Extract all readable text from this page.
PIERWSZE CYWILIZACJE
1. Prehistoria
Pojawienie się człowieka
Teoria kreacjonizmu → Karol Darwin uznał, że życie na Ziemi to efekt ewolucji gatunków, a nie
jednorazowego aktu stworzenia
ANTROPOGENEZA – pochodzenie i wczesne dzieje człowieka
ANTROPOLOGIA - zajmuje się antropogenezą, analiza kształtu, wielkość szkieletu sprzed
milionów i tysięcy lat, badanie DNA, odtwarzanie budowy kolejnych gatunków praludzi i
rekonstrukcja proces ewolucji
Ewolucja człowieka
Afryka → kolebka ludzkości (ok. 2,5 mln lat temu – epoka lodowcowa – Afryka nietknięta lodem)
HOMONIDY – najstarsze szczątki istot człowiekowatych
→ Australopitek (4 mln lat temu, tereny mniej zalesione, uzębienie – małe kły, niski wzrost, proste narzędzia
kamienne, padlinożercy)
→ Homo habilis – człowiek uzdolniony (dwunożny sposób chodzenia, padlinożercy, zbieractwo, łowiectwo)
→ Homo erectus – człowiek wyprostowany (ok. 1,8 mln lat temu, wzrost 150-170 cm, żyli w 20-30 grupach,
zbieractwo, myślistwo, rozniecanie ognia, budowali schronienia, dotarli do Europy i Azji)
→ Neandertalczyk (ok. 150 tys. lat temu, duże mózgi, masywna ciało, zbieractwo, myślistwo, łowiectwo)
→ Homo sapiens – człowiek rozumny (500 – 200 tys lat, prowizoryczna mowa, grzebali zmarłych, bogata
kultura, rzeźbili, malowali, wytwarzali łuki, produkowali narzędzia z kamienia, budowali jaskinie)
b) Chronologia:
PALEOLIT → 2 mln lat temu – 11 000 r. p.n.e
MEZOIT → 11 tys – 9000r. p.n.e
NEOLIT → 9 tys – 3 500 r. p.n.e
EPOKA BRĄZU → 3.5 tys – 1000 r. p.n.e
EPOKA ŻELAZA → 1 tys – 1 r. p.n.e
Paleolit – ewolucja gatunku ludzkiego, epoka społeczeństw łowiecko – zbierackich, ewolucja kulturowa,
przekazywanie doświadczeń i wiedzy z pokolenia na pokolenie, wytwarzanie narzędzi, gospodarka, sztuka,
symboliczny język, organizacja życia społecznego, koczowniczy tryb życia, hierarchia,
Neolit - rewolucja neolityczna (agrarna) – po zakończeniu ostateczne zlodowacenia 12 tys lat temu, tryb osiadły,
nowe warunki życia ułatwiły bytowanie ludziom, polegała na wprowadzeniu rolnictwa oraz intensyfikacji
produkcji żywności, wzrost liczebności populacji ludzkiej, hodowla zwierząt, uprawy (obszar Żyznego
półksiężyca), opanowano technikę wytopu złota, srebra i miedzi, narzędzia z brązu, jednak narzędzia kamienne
_ _ _ _
Given request
Exactly as shown above, return every record.

Answer for this exercise
Extract all readable text from this page.
PIERWSZE CYWILIZACJE
1. Prehistoria
Pojawienie się człowieka
Teoria kreacjonizmu → Karol Darwin uznał, że życie na Ziemi to efekt ewolucji gatunków, a nie
jednorazowego aktu stworzenia
ANTROPOGENEZA – pochodzenie i wczesne dzieje człowieka
ANTROPOLOGIA - zajmuje się antropogenezą, analiza kształtu, wielkość szkieletu sprzed
milionów i tysięcy lat, badanie DNA, odtwarzanie budowy kolejnych gatunków praludzi i
rekonstrukcja proces ewolucji
Ewolucja człowieka
Afryka → kolebka ludzkości (ok. 2,5 mln lat temu – epoka lodowcowa – Afryka nietknięta lodem)
HOMONIDY – najstarsze szczątki istot człowiekowatych
→ Australopitek (4 mln lat temu, tereny mniej zalesione, uzębienie – małe kły, niski wzrost, proste narzędzia
kamienne, padlinożercy)
→ Homo habilis – człowiek uzdolniony (dwunożny sposób chodzenia, padlinożercy, zbieractwo, łowiectwo)
→ Homo erectus – człowiek wyprostowany (ok. 1,8 mln lat temu, wzrost 150-170 cm, żyli w 20-30 grupach,
zbieractwo, myślistwo, rozniecanie ognia, budowali schronienia, dotarli do Europy i Azji)
→ Neandertalczyk (ok. 150 tys. lat temu, duże mózgi, masywna ciało, zbieractwo, myślistwo, łowiectwo)
→ Homo sapiens – człowiek rozumny (500 – 200 tys lat, prowizoryczna mowa, grzebali zmarłych, bogata
kultura, rzeźbili, malowali, wytwarzali łuki, produkowali narzędzia z kamienia, budowali jaskinie)
b) Chronologia:
PALEOLIT → 2 mln lat temu – 11 000 r. p.n.e
MEZOIT → 11 tys – 9000r. p.n.e
NEOLIT → 9 tys – 3 500 r. p.n.e
EPOKA BRĄZU → 3.5 tys – 1000 r. p.n.e
EPOKA ŻELAZA → 1 tys – 1 r. p.n.e
Paleolit – ewolucja gatunku ludzkiego, epoka społeczeństw łowiecko – zbierackich, ewolucja kulturowa,
przekazywanie doświadczeń i wiedzy z pokolenia na pokolenie, wytwarzanie narzędzi, gospodarka, sztuka,
symboliczny język, organizacja życia społecznego, koczowniczy tryb życia, hierarchia,
Neolit - rewolucja neolityczna (agrarna) – po zakończeniu ostateczne zlodowacenia 12 tys lat temu, tryb osiadły,
nowe warunki życia ułatwiły bytowanie ludziom, polegała na wprowadzeniu rolnictwa oraz intensyfikacji
produkcji żywności, wzrost liczebności populacji ludzkiej, hodowla zwierząt, uprawy (obszar Żyznego
półksiężyca), opanowano technikę wytopu złota, srebra i miedzi, narzędzia z brązu, jednak narzędzia kamienne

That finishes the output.